Every entry needs to be reproduced exactly.
##############################
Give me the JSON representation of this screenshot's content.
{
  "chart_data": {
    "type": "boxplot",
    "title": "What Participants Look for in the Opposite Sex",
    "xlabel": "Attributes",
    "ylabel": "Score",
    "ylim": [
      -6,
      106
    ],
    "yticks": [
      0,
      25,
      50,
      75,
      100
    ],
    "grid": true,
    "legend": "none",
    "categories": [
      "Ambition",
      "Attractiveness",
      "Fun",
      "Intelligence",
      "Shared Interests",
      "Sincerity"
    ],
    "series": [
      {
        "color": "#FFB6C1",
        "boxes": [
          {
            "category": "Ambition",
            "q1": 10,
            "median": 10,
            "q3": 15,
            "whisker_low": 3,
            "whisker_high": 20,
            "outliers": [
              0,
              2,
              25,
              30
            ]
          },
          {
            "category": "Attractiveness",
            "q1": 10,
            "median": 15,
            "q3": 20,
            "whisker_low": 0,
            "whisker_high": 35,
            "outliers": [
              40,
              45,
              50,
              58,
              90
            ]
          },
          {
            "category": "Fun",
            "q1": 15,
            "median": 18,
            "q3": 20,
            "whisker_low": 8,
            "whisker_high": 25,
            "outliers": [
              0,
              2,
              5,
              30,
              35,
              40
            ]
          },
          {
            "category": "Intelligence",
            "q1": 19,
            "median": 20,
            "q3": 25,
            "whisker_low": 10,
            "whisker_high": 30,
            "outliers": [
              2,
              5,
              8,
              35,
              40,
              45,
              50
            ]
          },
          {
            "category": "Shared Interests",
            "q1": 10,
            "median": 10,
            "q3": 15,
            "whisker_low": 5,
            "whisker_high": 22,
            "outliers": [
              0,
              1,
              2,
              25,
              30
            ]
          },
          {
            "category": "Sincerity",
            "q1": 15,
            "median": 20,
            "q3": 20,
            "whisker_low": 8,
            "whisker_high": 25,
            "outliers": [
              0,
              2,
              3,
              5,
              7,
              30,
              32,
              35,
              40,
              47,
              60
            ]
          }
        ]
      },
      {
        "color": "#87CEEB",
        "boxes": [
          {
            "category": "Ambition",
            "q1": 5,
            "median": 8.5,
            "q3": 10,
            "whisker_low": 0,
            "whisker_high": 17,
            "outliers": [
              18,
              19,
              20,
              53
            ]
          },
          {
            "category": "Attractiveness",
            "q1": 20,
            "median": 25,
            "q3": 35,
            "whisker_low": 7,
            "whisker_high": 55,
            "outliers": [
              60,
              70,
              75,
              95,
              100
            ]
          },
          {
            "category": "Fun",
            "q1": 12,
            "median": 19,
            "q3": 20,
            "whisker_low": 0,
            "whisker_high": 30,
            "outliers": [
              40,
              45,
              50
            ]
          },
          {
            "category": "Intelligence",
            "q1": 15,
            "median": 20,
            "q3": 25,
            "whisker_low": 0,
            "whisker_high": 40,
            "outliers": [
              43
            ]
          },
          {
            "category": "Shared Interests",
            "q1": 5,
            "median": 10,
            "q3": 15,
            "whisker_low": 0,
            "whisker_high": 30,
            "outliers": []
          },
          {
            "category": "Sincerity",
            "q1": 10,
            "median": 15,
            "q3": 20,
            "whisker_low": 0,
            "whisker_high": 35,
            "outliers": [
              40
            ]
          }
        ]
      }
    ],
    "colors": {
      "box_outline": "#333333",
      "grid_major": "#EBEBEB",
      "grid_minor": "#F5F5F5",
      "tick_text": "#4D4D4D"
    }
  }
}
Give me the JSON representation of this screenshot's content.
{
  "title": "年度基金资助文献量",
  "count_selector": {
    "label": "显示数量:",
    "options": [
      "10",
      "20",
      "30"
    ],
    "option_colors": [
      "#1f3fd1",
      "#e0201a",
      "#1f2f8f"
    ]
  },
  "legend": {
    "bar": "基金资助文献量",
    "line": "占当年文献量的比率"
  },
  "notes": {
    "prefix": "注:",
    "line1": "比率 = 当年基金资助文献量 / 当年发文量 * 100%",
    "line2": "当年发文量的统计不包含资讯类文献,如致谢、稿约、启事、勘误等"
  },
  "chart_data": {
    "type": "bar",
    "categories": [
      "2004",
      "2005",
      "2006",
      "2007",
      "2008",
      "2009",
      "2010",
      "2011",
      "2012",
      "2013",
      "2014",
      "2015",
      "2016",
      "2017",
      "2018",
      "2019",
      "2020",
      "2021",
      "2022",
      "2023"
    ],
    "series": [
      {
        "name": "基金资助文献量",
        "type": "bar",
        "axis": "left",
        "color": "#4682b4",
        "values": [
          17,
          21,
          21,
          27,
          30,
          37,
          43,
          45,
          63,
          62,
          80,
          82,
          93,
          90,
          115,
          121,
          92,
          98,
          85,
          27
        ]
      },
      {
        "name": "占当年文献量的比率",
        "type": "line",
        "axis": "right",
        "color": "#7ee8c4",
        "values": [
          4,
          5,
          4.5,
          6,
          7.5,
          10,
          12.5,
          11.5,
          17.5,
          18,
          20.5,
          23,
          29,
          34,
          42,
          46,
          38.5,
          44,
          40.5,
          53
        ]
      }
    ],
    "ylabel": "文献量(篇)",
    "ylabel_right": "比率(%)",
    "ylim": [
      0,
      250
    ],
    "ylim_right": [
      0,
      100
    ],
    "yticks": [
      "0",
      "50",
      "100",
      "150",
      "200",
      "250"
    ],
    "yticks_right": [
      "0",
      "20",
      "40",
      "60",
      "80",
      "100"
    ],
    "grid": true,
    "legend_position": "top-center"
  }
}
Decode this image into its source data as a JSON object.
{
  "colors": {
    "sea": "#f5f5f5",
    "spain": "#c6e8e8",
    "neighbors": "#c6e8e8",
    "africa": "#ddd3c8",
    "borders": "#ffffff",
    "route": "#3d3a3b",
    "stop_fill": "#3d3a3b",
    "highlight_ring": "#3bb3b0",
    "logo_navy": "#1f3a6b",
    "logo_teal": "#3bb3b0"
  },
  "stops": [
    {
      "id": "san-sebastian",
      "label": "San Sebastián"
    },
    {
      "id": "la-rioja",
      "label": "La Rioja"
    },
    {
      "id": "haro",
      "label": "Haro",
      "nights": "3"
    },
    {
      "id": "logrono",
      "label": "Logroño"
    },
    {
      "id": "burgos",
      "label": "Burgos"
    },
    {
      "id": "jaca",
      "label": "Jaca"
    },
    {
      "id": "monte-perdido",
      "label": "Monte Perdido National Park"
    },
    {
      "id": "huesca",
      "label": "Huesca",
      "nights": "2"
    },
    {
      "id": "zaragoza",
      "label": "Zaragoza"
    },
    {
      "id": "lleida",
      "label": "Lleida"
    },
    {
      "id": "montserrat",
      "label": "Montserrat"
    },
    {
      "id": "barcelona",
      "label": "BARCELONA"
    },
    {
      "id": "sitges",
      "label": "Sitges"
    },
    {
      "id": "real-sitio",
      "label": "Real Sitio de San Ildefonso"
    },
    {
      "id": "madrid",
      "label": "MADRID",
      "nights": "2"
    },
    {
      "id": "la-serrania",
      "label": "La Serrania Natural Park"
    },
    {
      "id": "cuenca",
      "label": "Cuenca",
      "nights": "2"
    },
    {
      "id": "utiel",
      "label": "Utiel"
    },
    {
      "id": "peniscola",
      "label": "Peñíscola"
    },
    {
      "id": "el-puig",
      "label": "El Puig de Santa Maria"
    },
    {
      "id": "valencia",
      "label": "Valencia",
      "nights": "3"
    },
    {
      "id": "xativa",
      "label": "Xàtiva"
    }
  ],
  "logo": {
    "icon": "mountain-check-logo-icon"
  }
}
##############################
§ **Output of the task**
Give me the JSON representation of this screenshot's content.
{
  "chart_data": {
    "type": "boxplot",
    "title": "What Participants Look for in the Opposite Sex",
    "xlabel": "Attributes",
    "ylabel": "Score",
    "ylim": [
      -6,
      106
    ],
    "yticks": [
      0,
      25,
      50,
      75,
      100
    ],
    "grid": true,
    "legend": "none",
    "categories": [
      "Ambition",
      "Attractiveness",
      "Fun",
      "Intelligence",
      "Shared Interests",
      "Sincerity"
    ],
    "series": [
      {
        "color": "#FFB6C1",
        "boxes": [
          {
            "category": "Ambition",
            "q1": 10,
            "median": 10,
            "q3": 15,
            "whisker_low": 3,
            "whisker_high": 20,
            "outliers": [
              0,
              2,
              25,
              30
            ]
          },
          {
            "category": "Attractiveness",
            "q1": 10,
            "median": 15,
            "q3": 20,
            "whisker_low": 0,
            "whisker_high": 35,
            "outliers": [
              40,
              45,
              50,
              58,
              90
            ]
          },
          {
            "category": "Fun",
            "q1": 15,
            "median": 18,
            "q3": 20,
            "whisker_low": 8,
            "whisker_high": 25,
            "outliers": [
              0,
              2,
              5,
              30,
              35,
              40
            ]
          },
          {
            "category": "Intelligence",
            "q1": 19,
            "median": 20,
            "q3": 25,
            "whisker_low": 10,
            "whisker_high": 30,
            "outliers": [
              2,
              5,
              8,
              35,
              40,
              45,
              50
            ]
          },
          {
            "category": "Shared Interests",
            "q1": 10,
            "median": 10,
            "q3": 15,
            "whisker_low": 5,
            "whisker_high": 22,
            "outliers": [
              0,
              1,
              2,
              25,
              30
            ]
          },
          {
            "category": "Sincerity",
            "q1": 15,
            "median": 20,
            "q3": 20,
            "whisker_low": 8,
            "whisker_high": 25,
            "outliers": [
              0,
              2,
              3,
              5,
              7,
              30,
              32,
              35,
              40,
              47,
              60
            ]
          }
        ]
      },
      {
        "color": "#87CEEB",
        "boxes": [
          {
            "category": "Ambition",
            "q1": 5,
            "median": 8.5,
            "q3": 10,
            "whisker_low": 0,
            "whisker_high": 17,
            "outliers": [
              18,
              19,
              20,
              53
            ]
          },
          {
            "category": "Attractiveness",
            "q1": 20,
            "median": 25,
            "q3": 35,
            "whisker_low": 7,
            "whisker_high": 55,
            "outliers": [
              60,
              70,
              75,
              95,
              100
            ]
          },
          {
            "category": "Fun",
            "q1": 12,
            "median": 19,
            "q3": 20,
            "whisker_low": 0,
            "whisker_high": 30,
            "outliers": [
              40,
              45,
              50
            ]
          },
          {
            "category": "Intelligence",
            "q1": 15,
            "median": 20,
            "q3": 25,
            "whisker_low": 0,
            "whisker_high": 40,
            "outliers": [
              43
            ]
          },
          {
            "category": "Shared Interests",
            "q1": 5,
            "median": 10,
            "q3": 15,
            "whisker_low": 0,
            "whisker_high": 30,
            "outliers": []
          },
          {
            "category": "Sincerity",
            "q1": 10,
            "median": 15,
            "q3": 20,
            "whisker_low": 0,
            "whisker_high": 35,
            "outliers": [
              40
            ]
          }
        ]
      }
    ],
    "colors": {
      "box_outline": "#333333",
      "grid_major": "#EBEBEB",
      "grid_minor": "#F5F5F5",
      "tick_text": "#4D4D4D"
    }
  }
}
Give me the JSON representation of this screenshot's content.
{
  "title": "年度基金资助文献量",
  "count_selector": {
    "label": "显示数量:",
    "options": [
      "10",
      "20",
      "30"
    ],
    "option_colors": [
      "#1f3fd1",
      "#e0201a",
      "#1f2f8f"
    ]
  },
  "legend": {
    "bar": "基金资助文献量",
    "line": "占当年文献量的比率"
  },
  "notes": {
    "prefix": "注:",
    "line1": "比率 = 当年基金资助文献量 / 当年发文量 * 100%",
    "line2": "当年发文量的统计不包含资讯类文献,如致谢、稿约、启事、勘误等"
  },
  "chart_data": {
    "type": "bar",
    "categories": [
      "2004",
      "2005",
      "2006",
      "2007",
      "2008",
      "2009",
      "2010",
      "2011",
      "2012",
      "2013",
      "2014",
      "2015",
      "2016",
      "2017",
      "2018",
      "2019",
      "2020",
      "2021",
      "2022",
      "2023"
    ],
    "series": [
      {
        "name": "基金资助文献量",
        "type": "bar",
        "axis": "left",
        "color": "#4682b4",
        "values": [
          17,
          21,
          21,
          27,
          30,
          37,
          43,
          45,
          63,
          62,
          80,
          82,
          93,
          90,
          115,
          121,
          92,
          98,
          85,
          27
        ]
      },
      {
        "name": "占当年文献量的比率",
        "type": "line",
        "axis": "right",
        "color": "#7ee8c4",
        "values": [
          4,
          5,
          4.5,
          6,
          7.5,
          10,
          12.5,
          11.5,
          17.5,
          18,
          20.5,
          23,
          29,
          34,
          42,
          46,
          38.5,
          44,
          40.5,
          53
        ]
      }
    ],
    "ylabel": "文献量(篇)",
    "ylabel_right": "比率(%)",
    "ylim": [
      0,
      250
    ],
    "ylim_right": [
      0,
      100
    ],
    "yticks": [
      "0",
      "50",
      "100",
      "150",
      "200",
      "250"
    ],
    "yticks_right": [
      "0",
      "20",
      "40",
      "60",
      "80",
      "100"
    ],
    "grid": true,
    "legend_position": "top-center"
  }
}
Decode this image into its source data as a JSON object.
{
  "colors": {
    "sea": "#f5f5f5",
    "spain": "#c6e8e8",
    "neighbors": "#c6e8e8",
    "africa": "#ddd3c8",
    "borders": "#ffffff",
    "route": "#3d3a3b",
    "stop_fill": "#3d3a3b",
    "highlight_ring": "#3bb3b0",
    "logo_navy": "#1f3a6b",
    "logo_teal": "#3bb3b0"
  },
  "stops": [
    {
      "id": "san-sebastian",
      "label": "San Sebastián"
    },
    {
      "id": "la-rioja",
      "label": "La Rioja"
    },
    {
      "id": "haro",
      "label": "Haro",
      "nights": "3"
    },
    {
      "id": "logrono",
      "label": "Logroño"
    },
    {
      "id": "burgos",
      "label": "Burgos"
    },
    {
      "id": "jaca",
      "label": "Jaca"
    },
    {
      "id": "monte-perdido",
      "label": "Monte Perdido National Park"
    },
    {
      "id": "huesca",
      "label": "Huesca",
      "nights": "2"
    },
    {
      "id": "zaragoza",
      "label": "Zaragoza"
    },
    {
      "id": "lleida",
      "label": "Lleida"
    },
    {
      "id": "montserrat",
      "label": "Montserrat"
    },
    {
      "id": "barcelona",
      "label": "BARCELONA"
    },
    {
      "id": "sitges",
      "label": "Sitges"
    },
    {
      "id": "real-sitio",
      "label": "Real Sitio de San Ildefonso"
    },
    {
      "id": "madrid",
      "label": "MADRID",
      "nights": "2"
    },
    {
      "id": "la-serrania",
      "label": "La Serrania Natural Park"
    },
    {
      "id": "cuenca",
      "label": "Cuenca",
      "nights": "2"
    },
    {
      "id": "utiel",
      "label": "Utiel"
    },
    {
      "id": "peniscola",
      "label": "Peñíscola"
    },
    {
      "id": "el-puig",
      "label": "El Puig de Santa Maria"
    },
    {
      "id": "valencia",
      "label": "Valencia",
      "nights": "3"
    },
    {
      "id": "xativa",
      "label": "Xàtiva"
    }
  ],
  "logo": {
    "icon": "mountain-check-logo-icon"
  }
}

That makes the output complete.